---------- Excerpted data

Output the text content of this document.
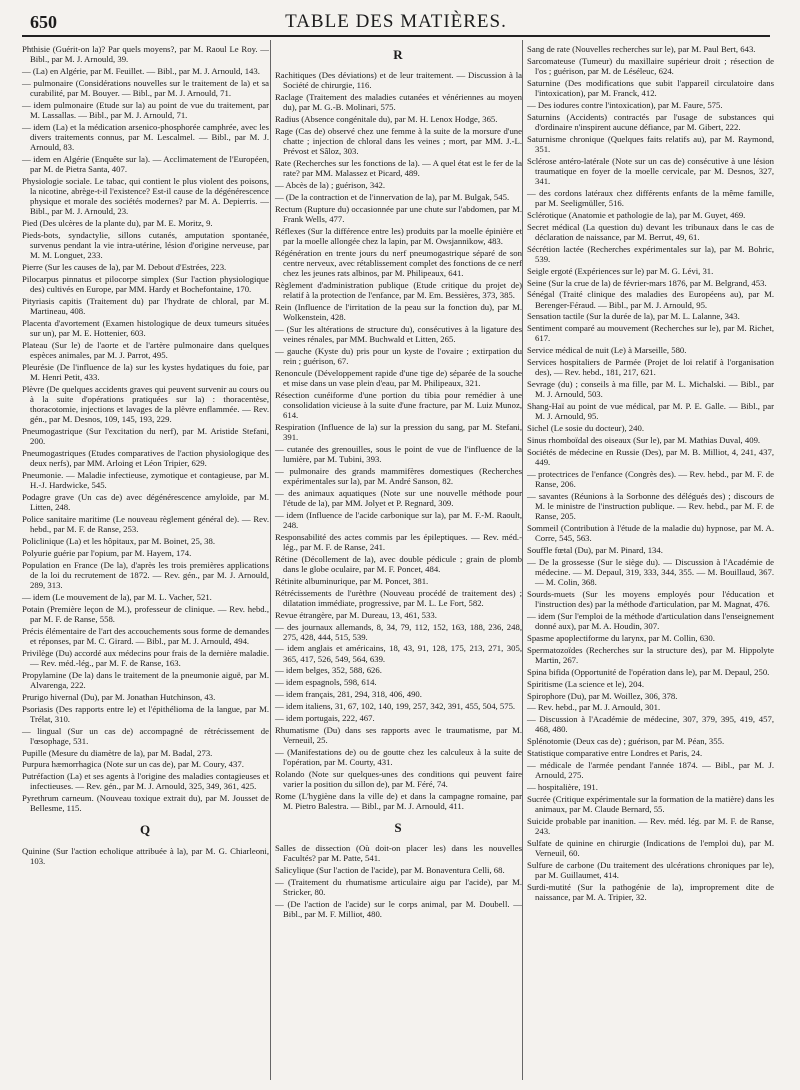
650	TABLE DES MATIÈRES.
Phthisie (Guérit-on la)? Par quels moyens?, par M. Raoul Le Roy. — Bibl., par M. J. Arnould, 39.
— (La) en Algérie, par M. Feuillet. — Bibl., par M. J. Arnould, 143.
— pulmonaire (Considérations nouvelles sur le traitement de la) et sa curabilité, par M. Bouyer. — Bibl., par M. J. Arnould, 71.
— idem pulmonaire (Etude sur la) au point de vue du traitement, par M. Lassallas. — Bibl., par M. J. Arnould, 71.
— idem (La) et la médication arsenico-phosphorée camphrée, avec les divers traitements connus, par M. Lescalmel. — Bibl., par M. J. Arnould, 83.
— idem en Algérie (Enquête sur la). — Acclimatement de l'Européen, par M. de Pietra Santa, 407.
Physiologie sociale. Le tabac, qui contient le plus violent des poisons, la nicotine, abrège-t-il l'existence? Est-il cause de la dégénérescence physique et morale des sociétés modernes? par M. A. Depierris. — Bibl., par M. J. Arnould, 23.
Pied (Des ulcères de la plante du), par M. E. Moritz, 9.
Pieds-bots, syndactylie, sillons cutanés, amputation spontanée, survenus pendant la vie intra-utérine, lésion d'origine nerveuse, par M. M. Longuet, 233.
Pierre (Sur les causes de la), par M. Debout d'Estrées, 223.
Pilocarpus pinnatus et pilocorpe simplex (Sur l'action physiologique des) cultivés en Europe, par MM. Hardy et Bochefontaine, 170.
Pityriasis capitis (Traitement du) par l'hydrate de chloral, par M. Martineau, 408.
Placenta d'avortement (Examen histologique de deux tumeurs situées sur un), par M. E. Hottenier, 603.
Plateau (Sur le) de l'aorte et de l'artère pulmonaire dans quelques espèces animales, par M. J. Parrot, 495.
Pleurésie (De l'influence de la) sur les kystes hydatiques du foie, par M. Henri Petit, 433.
Plèvre (De quelques accidents graves qui peuvent survenir au cours ou à la suite d'opérations pratiquées sur la) : thoracentèse, thoracotomie, injections et lavages de la plèvre enflammée. — Rev. gén., par M. Desnos, 109, 145, 193, 229.
Pneumogastrique (Sur l'excitation du nerf), par M. Aristide Stefani, 200.
Pneumogastriques (Etudes comparatives de l'action physiologique des deux nerfs), par MM. Arloing et Léon Tripier, 629.
Pneumonie. — Maladie infectieuse, zymotique et contagieuse, par M. H.-J. Hardwicke, 545.
Podagre grave (Un cas de) avec dégénérescence amyloïde, par M. Litten, 248.
Police sanitaire maritime (Le nouveau règlement général de). — Rev. hebd., par M. F. de Ranse, 253.
Policlinique (La) et les hôpitaux, par M. Boinet, 25, 38.
Polyurie guérie par l'opium, par M. Hayem, 174.
Population en France (De la), d'après les trois premières applications de la loi du recrutement de 1872. — Rev. gén., par M. J. Arnould, 289, 313.
— idem (Le mouvement de la), par M. L. Vacher, 521.
Potain (Première leçon de M.), professeur de clinique. — Rev. hebd., par M. F. de Ranse, 558.
Précis élémentaire de l'art des accouchements sous forme de demandes et réponses, par M. C. Girard. — Bibl., par M. J. Arnould, 494.
Privilège (Du) accordé aux médecins pour frais de la dernière maladie. — Rev. méd.-lég., par M. F. de Ranse, 163.
Propylamine (De la) dans le traitement de la pneumonie aiguë, par M. Alvarenga, 222.
Prurigo hivernal (Du), par M. Jonathan Hutchinson, 43.
Psoriasis (Des rapports entre le) et l'épithélioma de la langue, par M. Trélat, 310.
— lingual (Sur un cas de) accompagné de rétrécissement de l'œsophage, 531.
Pupille (Mesure du diamètre de la), par M. Badal, 273.
Purpura hæmorrhagica (Note sur un cas de), par M. Coury, 437.
Putréfaction (La) et ses agents à l'origine des maladies contagieuses et infectieuses. — Rev. gén., par M. J. Arnould, 325, 349, 361, 425.
Pyrethrum carneum. (Nouveau toxique extrait du), par M. Jousset de Bellesme, 115.
Q
Quinine (Sur l'action echolique attribuée à la), par M. G. Chiarleoni, 103.
R
Rachitiques (Des déviations) et de leur traitement. — Discussion à la Société de chirurgie, 116.
Raclage (Traitement des maladies cutanées et vénériennes au moyen du), par M. G.-B. Molinari, 575.
Radius (Absence congénitale du), par M. H. Lenox Hodge, 365.
Rage (Cas de) observé chez une femme à la suite de la morsure d'une chatte ; injection de chloral dans les veines ; mort, par MM. J.-L. Prévost et Sâloz, 303.
Rate (Recherches sur les fonctions de la). — A quel état est le fer de la rate? par MM. Malassez et Picard, 489.
— Abcès de la) ; guérison, 342.
— (De la contraction et de l'innervation de la), par M. Bulgak, 545.
Rectum (Rupture du) occasionnée par une chute sur l'abdomen, par M. Frank Wells, 477.
Réflexes (Sur la différence entre les) produits par la moelle épinière et par la moelle allongée chez la lapin, par M. Owsjannikow, 483.
Régénération en trente jours du nerf pneumogastrique séparé de son centre nerveux, avec rétablissement complet des fonctions de ce nerf chez les jeunes rats albinos, par M. Philipeaux, 641.
Règlement d'administration publique (Etude critique du projet de) relatif à la protection de l'enfance, par M. Em. Bessières, 373, 385.
Rein (Influence de l'irritation de la peau sur la fonction du), par M. Wolkenstein, 428.
— (Sur les altérations de structure du), consécutives à la ligature des veines rénales, par MM. Buchwald et Litten, 265.
— gauche (Kyste du) pris pour un kyste de l'ovaire ; extirpation du rein ; guérison, 67.
Renoncule (Développement rapide d'une tige de) séparée de la souche et mise dans un vase plein d'eau, par M. Philipeaux, 321.
Résection cunéiforme d'une portion du tibia pour remédier à une consolidation vicieuse à la suite d'une fracture, par M. Luiz Munoz, 614.
Respiration (Influence de la) sur la pression du sang, par M. Stefani, 391.
— cutanée des grenouilles, sous le point de vue de l'influence de la lumière, par M. Tubini, 393.
— pulmonaire des grands mammifères domestiques (Recherches expérimentales sur la), par M. André Sanson, 82.
— des animaux aquatiques (Note sur une nouvelle méthode pour l'étude de la), par MM. Jolyet et P. Regnard, 309.
— idem (Influence de l'acide carbonique sur la), par M. F.-M. Raoult, 248.
Responsabilité des actes commis par les épileptiques. — Rev. méd.-lég., par M. F. de Ranse, 241.
Rétine (Décollement de la), avec double pédicule ; grain de plomb dans le globe oculaire, par M. F. Poncet, 484.
Rétinite albuminurique, par M. Poncet, 381.
Rétrécissements de l'urèthre (Nouveau procédé de traitement des) ; dilatation immédiate, progressive, par M. L. Le Fort, 582.
Revue étrangère, par M. Dureau, 13, 461, 533.
— des journaux allemands, 8, 34, 79, 112, 152, 163, 188, 236, 248, 275, 428, 444, 515, 539.
— idem anglais et américains, 18, 43, 91, 128, 175, 213, 271, 305, 365, 417, 526, 549, 564, 639.
— idem belges, 352, 588, 626.
— idem espagnols, 598, 614.
— idem français, 281, 294, 318, 406, 490.
— idem italiens, 31, 67, 102, 140, 199, 257, 342, 391, 455, 504, 575.
— idem portugais, 222, 467.
Rhumatisme (Du) dans ses rapports avec le traumatisme, par M. Verneuil, 25.
— (Manifestations de) ou de goutte chez les calculeux à la suite de l'opération, par M. Courty, 431.
Rolando (Note sur quelques-unes des conditions qui peuvent faire varier la position du sillon de), par M. Féré, 74.
Rome (L'hygiène dans la ville de) et dans la campagne romaine, par M. Pietro Balestra. — Bibl., par M. J. Arnould, 411.
S
Salles de dissection (Où doit-on placer les) dans les nouvelles Facultés? par M. Patte, 541.
Salicylique (Sur l'action de l'acide), par M. Bonaventura Celli, 68.
— (Traitement du rhumatisme articulaire aigu par l'acide), par M. Stricker, 80.
— (De l'action de l'acide) sur le corps animal, par M. Doubell. — Bibl., par M. F. Milliot, 480.
Sang de rate (Nouvelles recherches sur le), par M. Paul Bert, 643.
Sarcomateuse (Tumeur) du maxillaire supérieur droit ; résection de l'os ; guérison, par M. de Léséleuc, 624.
Saturnine (Des modifications que subit l'appareil circulatoire dans l'intoxication), par M. Franck, 412.
— Des iodures contre l'intoxication), par M. Faure, 575.
Saturnins (Accidents) contractés par l'usage de substances qui d'ordinaire n'inspirent aucune défiance, par M. Gibert, 222.
Saturnisme chronique (Quelques faits relatifs au), par M. Raymond, 351.
Sclérose antéro-latérale (Note sur un cas de) consécutive à une lésion traumatique en foyer de la moelle cervicale, par M. Desnos, 327, 341.
— des cordons latéraux chez différents enfants de la même famille, par M. Seeligmüller, 516.
Sclérotique (Anatomie et pathologie de la), par M. Guyet, 469.
Secret médical (La question du) devant les tribunaux dans le cas de déclaration de naissance, par M. Berrut, 49, 61.
Sécrétion lactée (Recherches expérimentales sur la), par M. Bohric, 539.
Seigle ergoté (Expériences sur le) par M. G. Lévi, 31.
Seine (Sur la crue de la) de février-mars 1876, par M. Belgrand, 453.
Sénégal (Traité clinique des maladies des Européens au), par M. Berenger-Féraud. — Bibl., par M. J. Arnould, 95.
Sensation tactile (Sur la durée de la), par M. L. Lalanne, 343.
Sentiment comparé au mouvement (Recherches sur le), par M. Richet, 617.
Service médical de nuit (Le) à Marseille, 580.
Services hospitaliers de Parmée (Projet de loi relatif à l'organisation des), — Rev. hebd., 181, 217, 621.
Sevrage (du) ; conseils à ma fille, par M. L. Michalski. — Bibl., par M. J. Arnould, 503.
Shang-Haï au point de vue médical, par M. P. E. Galle. — Bibl., par M. J. Arnould, 95.
Sichel (Le sosie du docteur), 240.
Sinus rhomboïdal des oiseaux (Sur le), par M. Mathias Duval, 409.
Sociétés de médecine en Russie (Des), par M. B. Milliot, 4, 241, 437, 449.
— protectrices de l'enfance (Congrès des). — Rev. hebd., par M. F. de Ranse, 206.
— savantes (Réunions à la Sorbonne des délégués des) ; discours de M. le ministre de l'instruction publique. — Rev. hebd., par M. F. de Ranse, 205.
Sommeil (Contribution à l'étude de la maladie du) hypnose, par M. A. Corre, 545, 563.
Souffle fœtal (Du), par M. Pinard, 134.
— De la grossesse (Sur le siège du). — Discussion à l'Académie de médecine. — M. Depaul, 319, 333, 344, 355. — M. Bouillaud, 367. — M. Colin, 368.
Sourds-muets (Sur les moyens employés pour l'éducation et l'instruction des) par la méthode d'articulation, par M. Magnat, 476.
— idem (Sur l'emploi de la méthode d'articulation dans l'enseignement donné aux), par M. A. Houdin, 307.
Spasme apoplectiforme du larynx, par M. Collin, 630.
Spermatozoïdes (Recherches sur la structure des), par M. Hippolyte Martin, 267.
Spina bifida (Opportunité de l'opération dans le), par M. Depaul, 250.
Spiritisme (La science et le), 204.
Spirophore (Du), par M. Woillez, 306, 378.
— Rev. hebd., par M. J. Arnould, 301.
— Discussion à l'Académie de médecine, 307, 379, 395, 419, 457, 468, 480.
Splénotomie (Deux cas de) ; guérison, par M. Péan, 355.
Statistique comparative entre Londres et Paris, 24.
— médicale de l'armée pendant l'année 1874. — Bibl., par M. J. Arnould, 275.
— hospitalière, 191.
Sucrée (Critique expérimentale sur la formation de la matière) dans les animaux, par M. Claude Bernard, 55.
Suicide probable par inanition. — Rev. méd. lég. par M. F. de Ranse, 243.
Sulfate de quinine en chirurgie (Indications de l'emploi du), par M. Verneuil, 60.
Sulfure de carbone (Du traitement des ulcérations chroniques par le), par M. Guillaumet, 414.
Surdi-mutité (Sur la pathogénie de la), improprement dite de naissance, par M. A. Tripier, 32.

--------------------

Requirement
Collect each line above holding the string "médecine".

Result below
Sociétés de médecine en Russie (Des), par M. B. Milliot, 4, 241, 437, 449.
— De la grossesse (Sur le siège du). — Discussion à l'Académie de médecine. — M. Depaul, 319, 333, 344, 355. — M. Bouillaud, 367. — M. Colin, 368.
— Discussion à l'Académie de médecine, 307, 379, 395, 419, 457, 468, 480.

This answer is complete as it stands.